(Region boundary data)
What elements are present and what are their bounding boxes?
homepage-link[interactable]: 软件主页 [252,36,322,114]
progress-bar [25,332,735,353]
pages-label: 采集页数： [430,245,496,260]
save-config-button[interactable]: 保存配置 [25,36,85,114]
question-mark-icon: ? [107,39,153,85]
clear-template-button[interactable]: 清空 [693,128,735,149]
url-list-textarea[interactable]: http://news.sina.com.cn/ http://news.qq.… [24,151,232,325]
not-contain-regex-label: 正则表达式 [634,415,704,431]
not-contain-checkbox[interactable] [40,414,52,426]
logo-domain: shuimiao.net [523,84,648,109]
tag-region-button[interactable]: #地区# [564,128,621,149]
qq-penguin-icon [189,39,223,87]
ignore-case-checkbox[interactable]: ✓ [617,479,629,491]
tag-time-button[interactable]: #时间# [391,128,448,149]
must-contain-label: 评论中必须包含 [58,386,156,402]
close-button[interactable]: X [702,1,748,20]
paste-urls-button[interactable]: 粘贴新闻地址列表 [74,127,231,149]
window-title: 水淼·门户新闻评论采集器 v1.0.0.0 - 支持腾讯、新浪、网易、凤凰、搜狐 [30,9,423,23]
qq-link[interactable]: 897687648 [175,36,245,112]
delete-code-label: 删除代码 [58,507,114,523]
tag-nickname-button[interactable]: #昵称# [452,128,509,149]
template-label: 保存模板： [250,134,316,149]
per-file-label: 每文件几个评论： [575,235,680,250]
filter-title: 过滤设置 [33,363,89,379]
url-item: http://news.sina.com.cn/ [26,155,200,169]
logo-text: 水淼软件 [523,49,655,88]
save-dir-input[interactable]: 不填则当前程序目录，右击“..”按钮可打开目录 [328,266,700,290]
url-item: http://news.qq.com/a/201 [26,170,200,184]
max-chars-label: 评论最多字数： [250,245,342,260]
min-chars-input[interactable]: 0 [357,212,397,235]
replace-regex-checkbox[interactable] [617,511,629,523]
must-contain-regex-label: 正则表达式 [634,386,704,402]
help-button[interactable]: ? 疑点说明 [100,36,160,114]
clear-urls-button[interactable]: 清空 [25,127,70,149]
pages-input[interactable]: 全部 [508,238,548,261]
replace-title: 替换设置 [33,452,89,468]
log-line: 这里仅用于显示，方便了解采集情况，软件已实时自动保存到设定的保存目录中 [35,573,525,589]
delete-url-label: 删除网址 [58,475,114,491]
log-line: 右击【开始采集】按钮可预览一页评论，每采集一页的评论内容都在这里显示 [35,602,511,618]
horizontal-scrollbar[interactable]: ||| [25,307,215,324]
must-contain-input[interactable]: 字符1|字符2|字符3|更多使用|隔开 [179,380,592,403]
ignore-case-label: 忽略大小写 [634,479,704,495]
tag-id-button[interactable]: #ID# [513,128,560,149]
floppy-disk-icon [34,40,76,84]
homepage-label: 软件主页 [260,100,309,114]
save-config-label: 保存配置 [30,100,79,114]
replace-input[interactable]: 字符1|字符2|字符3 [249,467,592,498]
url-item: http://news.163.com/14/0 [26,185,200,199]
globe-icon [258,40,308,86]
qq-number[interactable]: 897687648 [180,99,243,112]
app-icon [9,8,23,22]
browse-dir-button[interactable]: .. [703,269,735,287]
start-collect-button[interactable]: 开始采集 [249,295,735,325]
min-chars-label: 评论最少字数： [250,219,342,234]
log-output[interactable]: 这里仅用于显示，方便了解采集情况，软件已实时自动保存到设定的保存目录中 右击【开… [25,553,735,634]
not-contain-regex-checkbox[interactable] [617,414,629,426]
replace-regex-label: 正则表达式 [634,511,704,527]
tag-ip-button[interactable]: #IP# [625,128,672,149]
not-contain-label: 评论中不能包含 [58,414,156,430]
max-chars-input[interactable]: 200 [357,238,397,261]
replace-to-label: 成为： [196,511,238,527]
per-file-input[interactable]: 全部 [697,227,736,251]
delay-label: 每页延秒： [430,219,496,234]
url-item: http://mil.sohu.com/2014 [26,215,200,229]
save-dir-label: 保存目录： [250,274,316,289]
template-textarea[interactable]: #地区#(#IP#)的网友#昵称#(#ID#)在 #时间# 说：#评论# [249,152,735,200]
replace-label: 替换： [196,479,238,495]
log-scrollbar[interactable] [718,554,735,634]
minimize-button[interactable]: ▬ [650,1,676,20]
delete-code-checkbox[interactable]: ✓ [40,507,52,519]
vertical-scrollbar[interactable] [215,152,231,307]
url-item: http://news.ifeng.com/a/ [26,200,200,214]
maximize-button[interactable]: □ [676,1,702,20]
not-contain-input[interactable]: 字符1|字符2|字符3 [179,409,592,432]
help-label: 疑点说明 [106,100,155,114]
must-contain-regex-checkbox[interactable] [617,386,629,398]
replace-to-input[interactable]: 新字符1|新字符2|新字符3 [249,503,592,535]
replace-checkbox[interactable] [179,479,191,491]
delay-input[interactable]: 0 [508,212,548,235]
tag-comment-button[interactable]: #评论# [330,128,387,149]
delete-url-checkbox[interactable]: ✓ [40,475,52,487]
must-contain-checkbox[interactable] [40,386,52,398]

Goal of the exercise = Arrange the lines above as a numbered list, leaving out any blank ones.

Full answer =
1. What elements are present and what are their bounding boxes?
2. homepage-link[interactable]: 软件主页 [252,36,322,114]
3. progress-bar [25,332,735,353]
4. pages-label: 采集页数： [430,245,496,260]
5. save-config-button[interactable]: 保存配置 [25,36,85,114]
6. question-mark-icon: ? [107,39,153,85]
7. clear-template-button[interactable]: 清空 [693,128,735,149]
8. url-list-textarea[interactable]: http://news.sina.com.cn/ http://news.qq.… [24,151,232,325]
9. not-contain-regex-label: 正则表达式 [634,415,704,431]
10. not-contain-checkbox[interactable] [40,414,52,426]
11. logo-domain: shuimiao.net [523,84,648,109]
12. tag-region-button[interactable]: #地区# [564,128,621,149]
13. qq-penguin-icon [189,39,223,87]
14. ignore-case-checkbox[interactable]: ✓ [617,479,629,491]
15. tag-time-button[interactable]: #时间# [391,128,448,149]
16. must-contain-label: 评论中必须包含 [58,386,156,402]
17. close-button[interactable]: X [702,1,748,20]
18. paste-urls-button[interactable]: 粘贴新闻地址列表 [74,127,231,149]
19. window-title: 水淼·门户新闻评论采集器 v1.0.0.0 - 支持腾讯、新浪、网易、凤凰、搜狐 [30,9,423,23]
20. qq-link[interactable]: 897687648 [175,36,245,112]
21. delete-code-label: 删除代码 [58,507,114,523]
22. tag-nickname-button[interactable]: #昵称# [452,128,509,149]
23. template-label: 保存模板： [250,134,316,149]
24. per-file-label: 每文件几个评论： [575,235,680,250]
25. filter-title: 过滤设置 [33,363,89,379]
26. url-item: http://news.sina.com.cn/ [26,155,200,169]
27. logo-text: 水淼软件 [523,49,655,88]
28. save-dir-input[interactable]: 不填则当前程序目录，右击“..”按钮可打开目录 [328,266,700,290]
29. url-item: http://news.qq.com/a/201 [26,170,200,184]
30. max-chars-label: 评论最多字数： [250,245,342,260]
31. min-chars-input[interactable]: 0 [357,212,397,235]
32. replace-regex-checkbox[interactable] [617,511,629,523]
33. must-contain-regex-label: 正则表达式 [634,386,704,402]
34. help-button[interactable]: ? 疑点说明 [100,36,160,114]
35. clear-urls-button[interactable]: 清空 [25,127,70,149]
36. pages-input[interactable]: 全部 [508,238,548,261]
37. replace-title: 替换设置 [33,452,89,468]
38. log-line: 这里仅用于显示，方便了解采集情况，软件已实时自动保存到设定的保存目录中 [35,573,525,589]
39. delete-url-label: 删除网址 [58,475,114,491]
40. log-line: 右击【开始采集】按钮可预览一页评论，每采集一页的评论内容都在这里显示 [35,602,511,618]
41. horizontal-scrollbar[interactable]: ||| [25,307,215,324]
42. must-contain-input[interactable]: 字符1|字符2|字符3|更多使用|隔开 [179,380,592,403]
43. ignore-case-label: 忽略大小写 [634,479,704,495]
44. tag-id-button[interactable]: #ID# [513,128,560,149]
45. floppy-disk-icon [34,40,76,84]
46. homepage-label: 软件主页 [260,100,309,114]
47. save-config-label: 保存配置 [30,100,79,114]
48. replace-input[interactable]: 字符1|字符2|字符3 [249,467,592,498]
49. url-item: http://news.163.com/14/0 [26,185,200,199]
50. globe-icon [258,40,308,86]
51. qq-number[interactable]: 897687648 [180,99,243,112]
52. app-icon [9,8,23,22]
53. browse-dir-button[interactable]: .. [703,269,735,287]
54. start-collect-button[interactable]: 开始采集 [249,295,735,325]
55. min-chars-label: 评论最少字数： [250,219,342,234]
56. log-output[interactable]: 这里仅用于显示，方便了解采集情况，软件已实时自动保存到设定的保存目录中 右击【开… [25,553,735,634]
57. not-contain-regex-checkbox[interactable] [617,414,629,426]
58. replace-regex-label: 正则表达式 [634,511,704,527]
59. tag-ip-button[interactable]: #IP# [625,128,672,149]
60. not-contain-label: 评论中不能包含 [58,414,156,430]
61. max-chars-input[interactable]: 200 [357,238,397,261]
62. replace-to-label: 成为： [196,511,238,527]
63. per-file-input[interactable]: 全部 [697,227,736,251]
64. delay-label: 每页延秒： [430,219,496,234]
65. url-item: http://mil.sohu.com/2014 [26,215,200,229]
66. save-dir-label: 保存目录： [250,274,316,289]
67. template-textarea[interactable]: #地区#(#IP#)的网友#昵称#(#ID#)在 #时间# 说：#评论# [249,152,735,200]
68. replace-label: 替换： [196,479,238,495]
69. log-scrollbar[interactable] [718,554,735,634]
70. minimize-button[interactable]: ▬ [650,1,676,20]
71. delete-code-checkbox[interactable]: ✓ [40,507,52,519]
72. vertical-scrollbar[interactable] [215,152,231,307]
73. url-item: http://news.ifeng.com/a/ [26,200,200,214]
74. maximize-button[interactable]: □ [676,1,702,20]
75. not-contain-input[interactable]: 字符1|字符2|字符3 [179,409,592,432]
76. help-label: 疑点说明 [106,100,155,114]
77. must-contain-regex-checkbox[interactable] [617,386,629,398]
78. replace-to-input[interactable]: 新字符1|新字符2|新字符3 [249,503,592,535]
79. replace-checkbox[interactable] [179,479,191,491]
80. delay-input[interactable]: 0 [508,212,548,235]
81. tag-comment-button[interactable]: #评论# [330,128,387,149]
82. delete-url-checkbox[interactable]: ✓ [40,475,52,487]
83. must-contain-checkbox[interactable] [40,386,52,398]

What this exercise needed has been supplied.